--- BEGIN Provided material ---
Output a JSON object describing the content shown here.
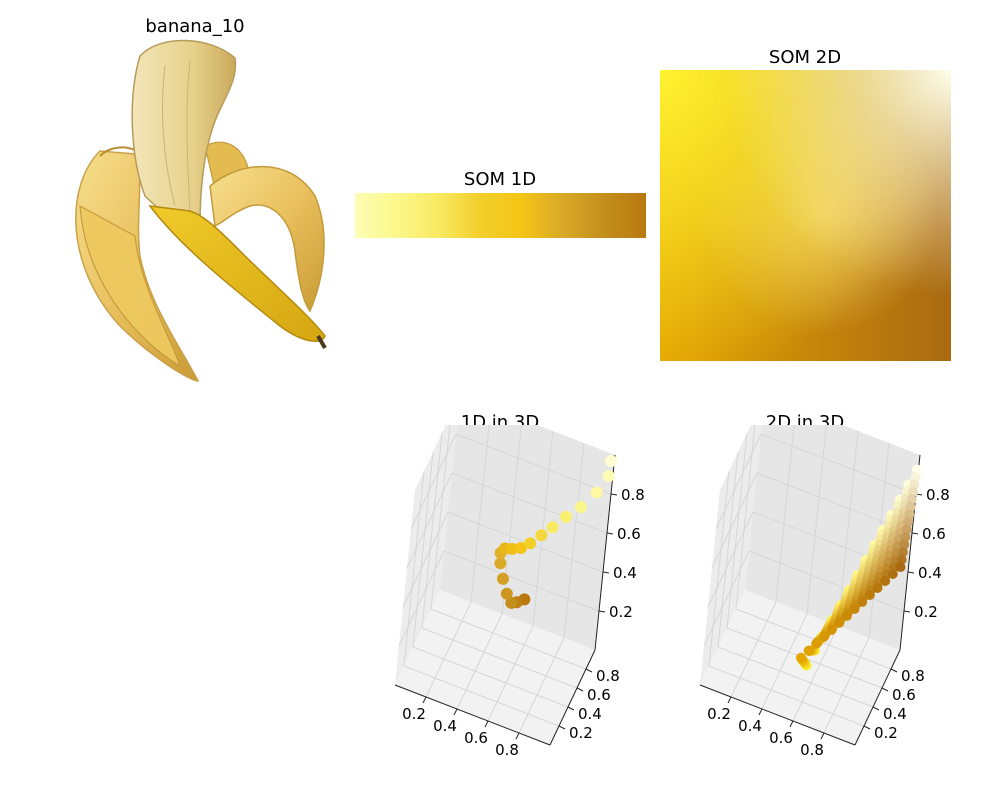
{
  "image_panel": {
    "title": "banana_10"
  },
  "som_1d": {
    "title": "SOM 1D",
    "colors": [
      "#fdfdb6",
      "#fbf78a",
      "#f8ea63",
      "#f2cf2a",
      "#f4c516",
      "#d9a928",
      "#c48e1c",
      "#b8780f"
    ]
  },
  "som_2d": {
    "title": "SOM 2D",
    "corner_colors": {
      "top_left": "#fff230",
      "top_right": "#ffffea",
      "bottom_left": "#e5a600",
      "bottom_right": "#a96a12"
    },
    "mid_color": "#e9c060"
  },
  "chart_data": [
    {
      "type": "scatter",
      "title": "1D in 3D",
      "x_ticks": [
        "0.2",
        "0.4",
        "0.6",
        "0.8"
      ],
      "y_ticks": [
        "0.2",
        "0.4",
        "0.6",
        "0.8"
      ],
      "z_ticks": [
        "0.2",
        "0.4",
        "0.6",
        "0.8"
      ],
      "x": [
        0.65,
        0.6,
        0.56,
        0.52,
        0.48,
        0.45,
        0.44,
        0.46,
        0.5,
        0.55,
        0.6,
        0.66,
        0.72,
        0.79,
        0.87,
        0.95,
        1.0,
        0.99
      ],
      "y": [
        0.45,
        0.47,
        0.5,
        0.53,
        0.56,
        0.58,
        0.6,
        0.62,
        0.64,
        0.66,
        0.68,
        0.7,
        0.72,
        0.75,
        0.78,
        0.82,
        0.88,
        0.95
      ],
      "z": [
        0.42,
        0.38,
        0.35,
        0.37,
        0.42,
        0.48,
        0.52,
        0.54,
        0.54,
        0.55,
        0.58,
        0.63,
        0.68,
        0.74,
        0.8,
        0.88,
        0.95,
        0.99
      ],
      "colors": [
        "#b8780f",
        "#bd7e12",
        "#c48e1c",
        "#cc9620",
        "#d49f24",
        "#d9a928",
        "#e0b02a",
        "#e8b81c",
        "#f0c016",
        "#f4c516",
        "#f2cf2a",
        "#f5d840",
        "#f8ea63",
        "#f9f070",
        "#fbf78a",
        "#fcf9a0",
        "#fdfdb6",
        "#fefed0"
      ]
    },
    {
      "type": "scatter",
      "title": "2D in 3D",
      "x_ticks": [
        "0.2",
        "0.4",
        "0.6",
        "0.8"
      ],
      "y_ticks": [
        "0.2",
        "0.4",
        "0.6",
        "0.8"
      ],
      "z_ticks": [
        "0.2",
        "0.4",
        "0.6",
        "0.8"
      ]
    }
  ]
}
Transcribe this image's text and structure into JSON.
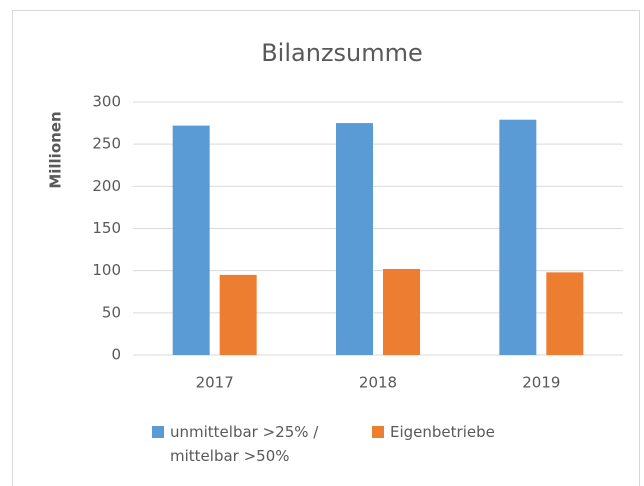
{
  "chart_data": {
    "type": "bar",
    "title": "Bilanzsumme",
    "y_label": "Millionen",
    "categories": [
      "2017",
      "2018",
      "2019"
    ],
    "series": [
      {
        "name": "unmittelbar >25% / mittelbar >50%",
        "color": "#5b9bd5",
        "values": [
          272,
          275,
          279
        ]
      },
      {
        "name": "Eigenbetriebe",
        "color": "#ed7d31",
        "values": [
          95,
          102,
          98
        ]
      }
    ],
    "ylim": [
      0,
      300
    ],
    "yticks": [
      0,
      50,
      100,
      150,
      200,
      250,
      300
    ],
    "grid": true,
    "legend": "bottom"
  }
}
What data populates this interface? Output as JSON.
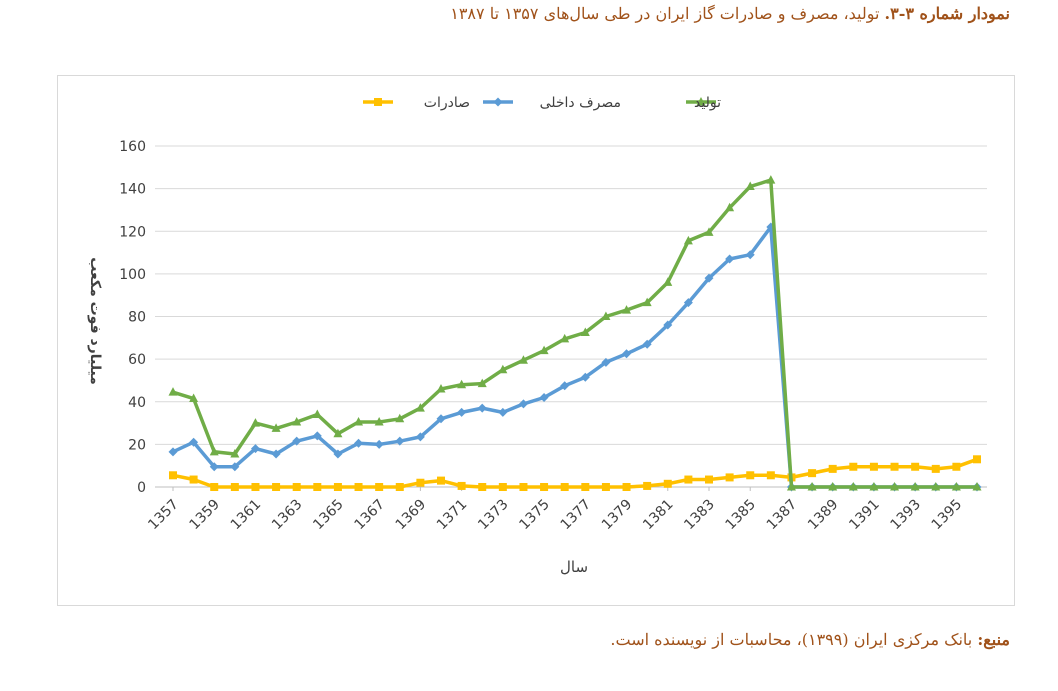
{
  "figure": {
    "caption_label": "نمودار شماره ۳-۳.",
    "caption_text": "تولید، مصرف و صادرات گاز ایران در طی سال‌های ۱۳۵۷ تا ۱۳۸۷",
    "source_label": "منبع:",
    "source_text": "بانک مرکزی ایران (۱۳۹۹)، محاسبات از نویسنده است."
  },
  "colors": {
    "production": "#70ad47",
    "consumption": "#5b9bd5",
    "exports": "#ffc000",
    "grid": "#d9d9d9",
    "axis_text": "#404040",
    "caption": "#a0521a"
  },
  "chart_data": {
    "type": "line",
    "title": "",
    "xlabel": "سال",
    "ylabel": "میلیارد فوت مکعب",
    "ylim": [
      0,
      160
    ],
    "yticks": [
      "0",
      "20",
      "40",
      "60",
      "80",
      "100",
      "120",
      "140",
      "160"
    ],
    "xtick_labels": [
      "1357",
      "1359",
      "1361",
      "1363",
      "1365",
      "1367",
      "1369",
      "1371",
      "1373",
      "1375",
      "1377",
      "1379",
      "1381",
      "1383",
      "1385",
      "1387",
      "1389",
      "1391",
      "1393",
      "1395"
    ],
    "grid": true,
    "legend_position": "top",
    "x": [
      1357,
      1358,
      1359,
      1360,
      1361,
      1362,
      1363,
      1364,
      1365,
      1366,
      1367,
      1368,
      1369,
      1370,
      1371,
      1372,
      1373,
      1374,
      1375,
      1376,
      1377,
      1378,
      1379,
      1380,
      1381,
      1382,
      1383,
      1384,
      1385,
      1386,
      1387,
      1388,
      1389,
      1390,
      1391,
      1392,
      1393,
      1394,
      1395,
      1396
    ],
    "series": [
      {
        "name": "صادرات",
        "color": "#ffc000",
        "marker": "square",
        "values": [
          5.5,
          3.5,
          0,
          0,
          0,
          0,
          0,
          0,
          0,
          0,
          0,
          0,
          2,
          3,
          0.5,
          0,
          0,
          0,
          0,
          0,
          0,
          0,
          0,
          0.5,
          1.5,
          3.5,
          3.5,
          4.5,
          5.5,
          5.5,
          4.5,
          6.5,
          8.5,
          9.5,
          9.5,
          9.5,
          9.5,
          8.5,
          9.5,
          13
        ]
      },
      {
        "name": "مصرف داخلی",
        "color": "#5b9bd5",
        "marker": "diamond",
        "values": [
          16.5,
          21,
          9.5,
          9.5,
          18,
          15.5,
          21.5,
          24,
          15.5,
          20.5,
          20,
          21.5,
          23.5,
          32,
          35,
          37,
          35,
          39,
          42,
          47.5,
          51.5,
          58.5,
          62.5,
          67,
          76,
          86.5,
          98,
          107,
          109,
          122,
          0,
          0,
          0,
          0,
          0,
          0,
          0,
          0,
          0,
          0
        ]
      },
      {
        "name": "تولید",
        "color": "#70ad47",
        "marker": "triangle",
        "values": [
          44.5,
          41.5,
          16.5,
          15.5,
          30,
          27.5,
          30.5,
          34,
          25,
          30.5,
          30.5,
          32,
          37,
          46,
          48,
          48.5,
          55,
          59.5,
          64,
          69.5,
          72.5,
          80,
          83,
          86.5,
          96,
          115.5,
          119.5,
          131,
          141,
          144,
          0,
          0,
          0,
          0,
          0,
          0,
          0,
          0,
          0,
          0
        ]
      }
    ]
  }
}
--- END Provided material ---
- **Problem to work on**
Quote each line of the listing exactly, but leave the pictures out.

- **Result for this exercise**
Output a JSON object describing the content shown here.
{
  "image_panel": {
    "title": "banana_10"
  },
  "som_1d": {
    "title": "SOM 1D",
    "colors": [
      "#fdfdb6",
      "#fbf78a",
      "#f8ea63",
      "#f2cf2a",
      "#f4c516",
      "#d9a928",
      "#c48e1c",
      "#b8780f"
    ]
  },
  "som_2d": {
    "title": "SOM 2D",
    "corner_colors": {
      "top_left": "#fff230",
      "top_right": "#ffffea",
      "bottom_left": "#e5a600",
      "bottom_right": "#a96a12"
    },
    "mid_color": "#e9c060"
  },
  "chart_data": [
    {
      "type": "scatter",
      "title": "1D in 3D",
      "x_ticks": [
        "0.2",
        "0.4",
        "0.6",
        "0.8"
      ],
      "y_ticks": [
        "0.2",
        "0.4",
        "0.6",
        "0.8"
      ],
      "z_ticks": [
        "0.2",
        "0.4",
        "0.6",
        "0.8"
      ],
      "x": [
        0.65,
        0.6,
        0.56,
        0.52,
        0.48,
        0.45,
        0.44,
        0.46,
        0.5,
        0.55,
        0.6,
        0.66,
        0.72,
        0.79,
        0.87,
        0.95,
        1.0,
        0.99
      ],
      "y": [
        0.45,
        0.47,
        0.5,
        0.53,
        0.56,
        0.58,
        0.6,
        0.62,
        0.64,
        0.66,
        0.68,
        0.7,
        0.72,
        0.75,
        0.78,
        0.82,
        0.88,
        0.95
      ],
      "z": [
        0.42,
        0.38,
        0.35,
        0.37,
        0.42,
        0.48,
        0.52,
        0.54,
        0.54,
        0.55,
        0.58,
        0.63,
        0.68,
        0.74,
        0.8,
        0.88,
        0.95,
        0.99
      ],
      "colors": [
        "#b8780f",
        "#bd7e12",
        "#c48e1c",
        "#cc9620",
        "#d49f24",
        "#d9a928",
        "#e0b02a",
        "#e8b81c",
        "#f0c016",
        "#f4c516",
        "#f2cf2a",
        "#f5d840",
        "#f8ea63",
        "#f9f070",
        "#fbf78a",
        "#fcf9a0",
        "#fdfdb6",
        "#fefed0"
      ]
    },
    {
      "type": "scatter",
      "title": "2D in 3D",
      "x_ticks": [
        "0.2",
        "0.4",
        "0.6",
        "0.8"
      ],
      "y_ticks": [
        "0.2",
        "0.4",
        "0.6",
        "0.8"
      ],
      "z_ticks": [
        "0.2",
        "0.4",
        "0.6",
        "0.8"
      ]
    }
  ]
}
Transcribe this image's text and structure into JSON.
{
  "chart_data": {
    "type": "bar",
    "title": "Bilanzsumme",
    "y_label": "Millionen",
    "categories": [
      "2017",
      "2018",
      "2019"
    ],
    "series": [
      {
        "name": "unmittelbar >25% / mittelbar >50%",
        "color": "#5b9bd5",
        "values": [
          272,
          275,
          279
        ]
      },
      {
        "name": "Eigenbetriebe",
        "color": "#ed7d31",
        "values": [
          95,
          102,
          98
        ]
      }
    ],
    "ylim": [
      0,
      300
    ],
    "yticks": [
      0,
      50,
      100,
      150,
      200,
      250,
      300
    ],
    "grid": true,
    "legend": "bottom"
  }
}
What data populates this interface? Output as JSON.
{
  "figure": {
    "caption_label": "نمودار شماره ۳-۳.",
    "caption_text": "تولید، مصرف و صادرات گاز ایران در طی سال‌های ۱۳۵۷ تا ۱۳۸۷",
    "source_label": "منبع:",
    "source_text": "بانک مرکزی ایران (۱۳۹۹)، محاسبات از نویسنده است."
  },
  "colors": {
    "production": "#70ad47",
    "consumption": "#5b9bd5",
    "exports": "#ffc000",
    "grid": "#d9d9d9",
    "axis_text": "#404040",
    "caption": "#a0521a"
  },
  "chart_data": {
    "type": "line",
    "title": "",
    "xlabel": "سال",
    "ylabel": "میلیارد فوت مکعب",
    "ylim": [
      0,
      160
    ],
    "yticks": [
      "0",
      "20",
      "40",
      "60",
      "80",
      "100",
      "120",
      "140",
      "160"
    ],
    "xtick_labels": [
      "1357",
      "1359",
      "1361",
      "1363",
      "1365",
      "1367",
      "1369",
      "1371",
      "1373",
      "1375",
      "1377",
      "1379",
      "1381",
      "1383",
      "1385",
      "1387",
      "1389",
      "1391",
      "1393",
      "1395"
    ],
    "grid": true,
    "legend_position": "top",
    "x": [
      1357,
      1358,
      1359,
      1360,
      1361,
      1362,
      1363,
      1364,
      1365,
      1366,
      1367,
      1368,
      1369,
      1370,
      1371,
      1372,
      1373,
      1374,
      1375,
      1376,
      1377,
      1378,
      1379,
      1380,
      1381,
      1382,
      1383,
      1384,
      1385,
      1386,
      1387,
      1388,
      1389,
      1390,
      1391,
      1392,
      1393,
      1394,
      1395,
      1396
    ],
    "series": [
      {
        "name": "صادرات",
        "color": "#ffc000",
        "marker": "square",
        "values": [
          5.5,
          3.5,
          0,
          0,
          0,
          0,
          0,
          0,
          0,
          0,
          0,
          0,
          2,
          3,
          0.5,
          0,
          0,
          0,
          0,
          0,
          0,
          0,
          0,
          0.5,
          1.5,
          3.5,
          3.5,
          4.5,
          5.5,
          5.5,
          4.5,
          6.5,
          8.5,
          9.5,
          9.5,
          9.5,
          9.5,
          8.5,
          9.5,
          13
        ]
      },
      {
        "name": "مصرف داخلی",
        "color": "#5b9bd5",
        "marker": "diamond",
        "values": [
          16.5,
          21,
          9.5,
          9.5,
          18,
          15.5,
          21.5,
          24,
          15.5,
          20.5,
          20,
          21.5,
          23.5,
          32,
          35,
          37,
          35,
          39,
          42,
          47.5,
          51.5,
          58.5,
          62.5,
          67,
          76,
          86.5,
          98,
          107,
          109,
          122,
          0,
          0,
          0,
          0,
          0,
          0,
          0,
          0,
          0,
          0
        ]
      },
      {
        "name": "تولید",
        "color": "#70ad47",
        "marker": "triangle",
        "values": [
          44.5,
          41.5,
          16.5,
          15.5,
          30,
          27.5,
          30.5,
          34,
          25,
          30.5,
          30.5,
          32,
          37,
          46,
          48,
          48.5,
          55,
          59.5,
          64,
          69.5,
          72.5,
          80,
          83,
          86.5,
          96,
          115.5,
          119.5,
          131,
          141,
          144,
          0,
          0,
          0,
          0,
          0,
          0,
          0,
          0,
          0,
          0
        ]
      }
    ]
  }
}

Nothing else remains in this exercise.